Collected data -
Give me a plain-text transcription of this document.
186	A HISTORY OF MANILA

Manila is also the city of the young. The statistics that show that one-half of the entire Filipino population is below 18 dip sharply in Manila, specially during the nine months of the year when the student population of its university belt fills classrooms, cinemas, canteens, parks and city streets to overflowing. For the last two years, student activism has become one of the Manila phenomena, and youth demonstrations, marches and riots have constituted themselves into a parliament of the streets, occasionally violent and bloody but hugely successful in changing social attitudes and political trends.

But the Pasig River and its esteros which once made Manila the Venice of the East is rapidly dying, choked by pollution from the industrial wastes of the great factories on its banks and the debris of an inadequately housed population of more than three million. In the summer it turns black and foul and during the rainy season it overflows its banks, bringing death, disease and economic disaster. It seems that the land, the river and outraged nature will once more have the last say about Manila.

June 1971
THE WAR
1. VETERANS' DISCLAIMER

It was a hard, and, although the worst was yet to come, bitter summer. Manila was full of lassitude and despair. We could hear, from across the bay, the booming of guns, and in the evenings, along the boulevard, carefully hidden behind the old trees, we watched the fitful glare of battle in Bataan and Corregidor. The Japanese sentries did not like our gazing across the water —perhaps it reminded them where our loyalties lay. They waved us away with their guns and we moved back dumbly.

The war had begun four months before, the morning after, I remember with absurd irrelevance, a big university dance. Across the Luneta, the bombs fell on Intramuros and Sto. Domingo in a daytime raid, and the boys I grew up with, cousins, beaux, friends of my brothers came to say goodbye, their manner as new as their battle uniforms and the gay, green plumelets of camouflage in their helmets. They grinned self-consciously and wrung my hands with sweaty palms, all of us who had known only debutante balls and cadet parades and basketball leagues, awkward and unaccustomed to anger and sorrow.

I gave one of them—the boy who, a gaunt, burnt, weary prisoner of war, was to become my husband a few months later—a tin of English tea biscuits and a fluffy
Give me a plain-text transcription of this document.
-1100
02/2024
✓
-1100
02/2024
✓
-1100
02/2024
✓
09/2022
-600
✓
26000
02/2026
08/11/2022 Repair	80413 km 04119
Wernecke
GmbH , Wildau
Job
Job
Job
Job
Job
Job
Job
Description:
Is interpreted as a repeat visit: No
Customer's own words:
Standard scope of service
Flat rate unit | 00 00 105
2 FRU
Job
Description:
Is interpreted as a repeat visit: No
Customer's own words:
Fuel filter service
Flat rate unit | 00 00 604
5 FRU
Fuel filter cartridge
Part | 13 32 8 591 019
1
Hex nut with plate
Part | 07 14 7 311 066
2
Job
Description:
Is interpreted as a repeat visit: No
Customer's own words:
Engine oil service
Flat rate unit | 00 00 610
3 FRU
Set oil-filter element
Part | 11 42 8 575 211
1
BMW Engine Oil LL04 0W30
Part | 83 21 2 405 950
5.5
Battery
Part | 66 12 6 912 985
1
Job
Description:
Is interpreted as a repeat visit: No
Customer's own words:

Task details -
Each entry is to be returned in full, character for character.

The response -
Give me a plain-text transcription of this document.
186	A HISTORY OF MANILA

Manila is also the city of the young. The statistics that show that one-half of the entire Filipino population is below 18 dip sharply in Manila, specially during the nine months of the year when the student population of its university belt fills classrooms, cinemas, canteens, parks and city streets to overflowing. For the last two years, student activism has become one of the Manila phenomena, and youth demonstrations, marches and riots have constituted themselves into a parliament of the streets, occasionally violent and bloody but hugely successful in changing social attitudes and political trends.

But the Pasig River and its esteros which once made Manila the Venice of the East is rapidly dying, choked by pollution from the industrial wastes of the great factories on its banks and the debris of an inadequately housed population of more than three million. In the summer it turns black and foul and during the rainy season it overflows its banks, bringing death, disease and economic disaster. It seems that the land, the river and outraged nature will once more have the last say about Manila.

June 1971
THE WAR
1. VETERANS' DISCLAIMER

It was a hard, and, although the worst was yet to come, bitter summer. Manila was full of lassitude and despair. We could hear, from across the bay, the booming of guns, and in the evenings, along the boulevard, carefully hidden behind the old trees, we watched the fitful glare of battle in Bataan and Corregidor. The Japanese sentries did not like our gazing across the water —perhaps it reminded them where our loyalties lay. They waved us away with their guns and we moved back dumbly.

The war had begun four months before, the morning after, I remember with absurd irrelevance, a big university dance. Across the Luneta, the bombs fell on Intramuros and Sto. Domingo in a daytime raid, and the boys I grew up with, cousins, beaux, friends of my brothers came to say goodbye, their manner as new as their battle uniforms and the gay, green plumelets of camouflage in their helmets. They grinned self-consciously and wrung my hands with sweaty palms, all of us who had known only debutante balls and cadet parades and basketball leagues, awkward and unaccustomed to anger and sorrow.

I gave one of them—the boy who, a gaunt, burnt, weary prisoner of war, was to become my husband a few months later—a tin of English tea biscuits and a fluffy
Give me a plain-text transcription of this document.
-1100
02/2024
✓
-1100
02/2024
✓
-1100
02/2024
✓
09/2022
-600
✓
26000
02/2026
08/11/2022 Repair	80413 km 04119
Wernecke
GmbH , Wildau
Job
Job
Job
Job
Job
Job
Job
Description:
Is interpreted as a repeat visit: No
Customer's own words:
Standard scope of service
Flat rate unit | 00 00 105
2 FRU
Job
Description:
Is interpreted as a repeat visit: No
Customer's own words:
Fuel filter service
Flat rate unit | 00 00 604
5 FRU
Fuel filter cartridge
Part | 13 32 8 591 019
1
Hex nut with plate
Part | 07 14 7 311 066
2
Job
Description:
Is interpreted as a repeat visit: No
Customer's own words:
Engine oil service
Flat rate unit | 00 00 610
3 FRU
Set oil-filter element
Part | 11 42 8 575 211
1
BMW Engine Oil LL04 0W30
Part | 83 21 2 405 950
5.5
Battery
Part | 66 12 6 912 985
1
Job
Description:
Is interpreted as a repeat visit: No
Customer's own words:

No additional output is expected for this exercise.